Extracted records:
=-=-=-=-=
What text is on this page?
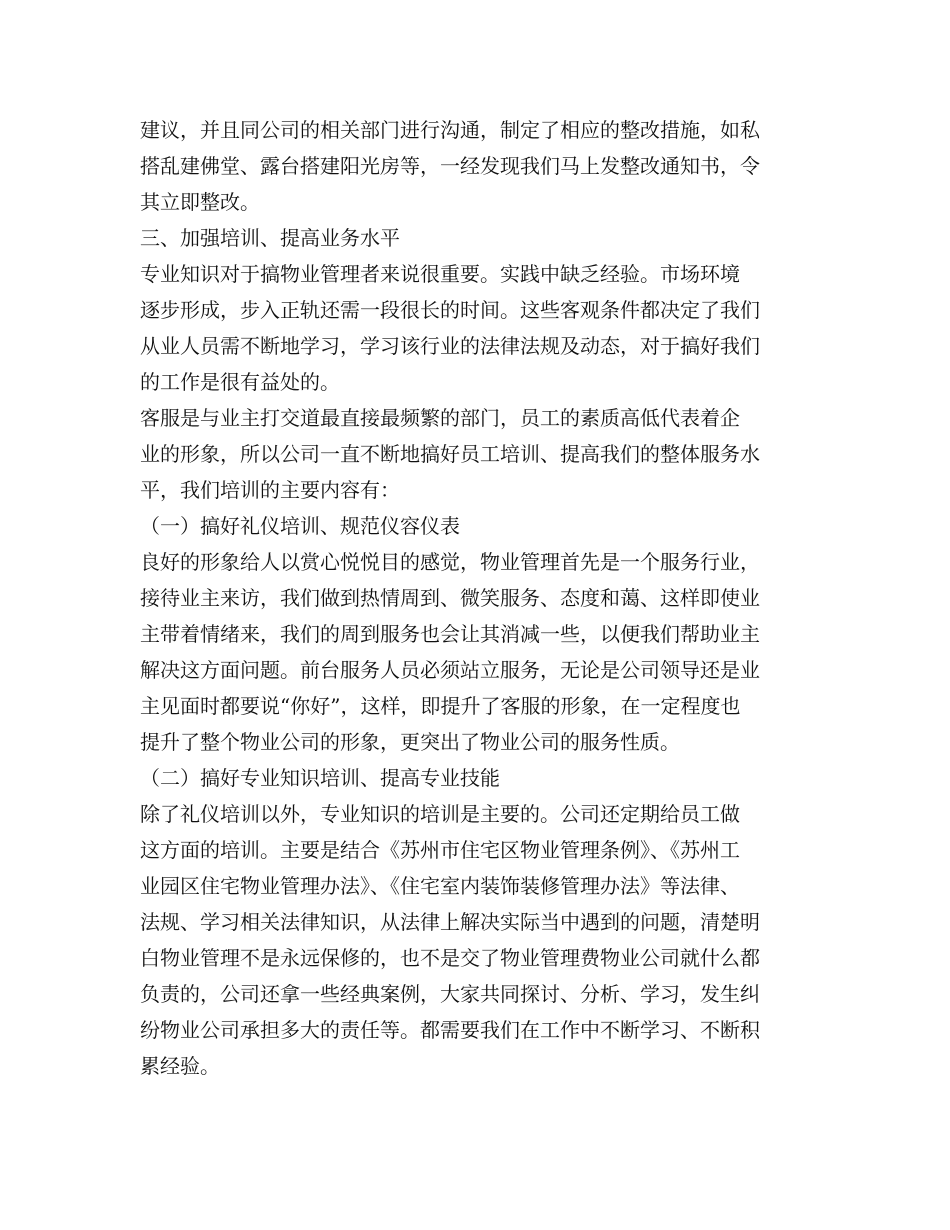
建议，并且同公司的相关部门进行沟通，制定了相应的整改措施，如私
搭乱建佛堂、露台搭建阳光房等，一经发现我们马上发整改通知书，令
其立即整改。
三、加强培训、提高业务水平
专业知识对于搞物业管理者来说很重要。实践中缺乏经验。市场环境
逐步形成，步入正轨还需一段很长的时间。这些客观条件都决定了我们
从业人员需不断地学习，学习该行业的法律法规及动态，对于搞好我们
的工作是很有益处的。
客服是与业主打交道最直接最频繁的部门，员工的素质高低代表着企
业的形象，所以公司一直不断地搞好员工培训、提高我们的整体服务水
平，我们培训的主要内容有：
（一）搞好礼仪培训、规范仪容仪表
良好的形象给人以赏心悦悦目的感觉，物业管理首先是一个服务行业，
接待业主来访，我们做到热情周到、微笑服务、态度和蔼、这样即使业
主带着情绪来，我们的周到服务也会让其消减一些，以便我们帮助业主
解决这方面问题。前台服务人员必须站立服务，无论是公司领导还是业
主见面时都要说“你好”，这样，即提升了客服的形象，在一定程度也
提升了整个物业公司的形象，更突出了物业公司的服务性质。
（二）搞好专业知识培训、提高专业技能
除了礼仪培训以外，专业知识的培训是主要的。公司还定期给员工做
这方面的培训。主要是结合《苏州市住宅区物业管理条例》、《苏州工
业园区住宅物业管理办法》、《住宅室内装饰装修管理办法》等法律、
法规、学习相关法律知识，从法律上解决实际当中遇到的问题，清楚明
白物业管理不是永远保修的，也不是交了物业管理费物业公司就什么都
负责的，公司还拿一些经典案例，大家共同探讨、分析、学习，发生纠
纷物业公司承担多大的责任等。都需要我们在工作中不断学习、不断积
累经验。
=-=-=-=-=
Leave the pictures out and write out every entry exactly as given.

What text is on this page?
建议，并且同公司的相关部门进行沟通，制定了相应的整改措施，如私
搭乱建佛堂、露台搭建阳光房等，一经发现我们马上发整改通知书，令
其立即整改。
三、加强培训、提高业务水平
专业知识对于搞物业管理者来说很重要。实践中缺乏经验。市场环境
逐步形成，步入正轨还需一段很长的时间。这些客观条件都决定了我们
从业人员需不断地学习，学习该行业的法律法规及动态，对于搞好我们
的工作是很有益处的。
客服是与业主打交道最直接最频繁的部门，员工的素质高低代表着企
业的形象，所以公司一直不断地搞好员工培训、提高我们的整体服务水
平，我们培训的主要内容有：
（一）搞好礼仪培训、规范仪容仪表
良好的形象给人以赏心悦悦目的感觉，物业管理首先是一个服务行业，
接待业主来访，我们做到热情周到、微笑服务、态度和蔼、这样即使业
主带着情绪来，我们的周到服务也会让其消减一些，以便我们帮助业主
解决这方面问题。前台服务人员必须站立服务，无论是公司领导还是业
主见面时都要说“你好”，这样，即提升了客服的形象，在一定程度也
提升了整个物业公司的形象，更突出了物业公司的服务性质。
（二）搞好专业知识培训、提高专业技能
除了礼仪培训以外，专业知识的培训是主要的。公司还定期给员工做
这方面的培训。主要是结合《苏州市住宅区物业管理条例》、《苏州工
业园区住宅物业管理办法》、《住宅室内装饰装修管理办法》等法律、
法规、学习相关法律知识，从法律上解决实际当中遇到的问题，清楚明
白物业管理不是永远保修的，也不是交了物业管理费物业公司就什么都
负责的，公司还拿一些经典案例，大家共同探讨、分析、学习，发生纠
纷物业公司承担多大的责任等。都需要我们在工作中不断学习、不断积
累经验。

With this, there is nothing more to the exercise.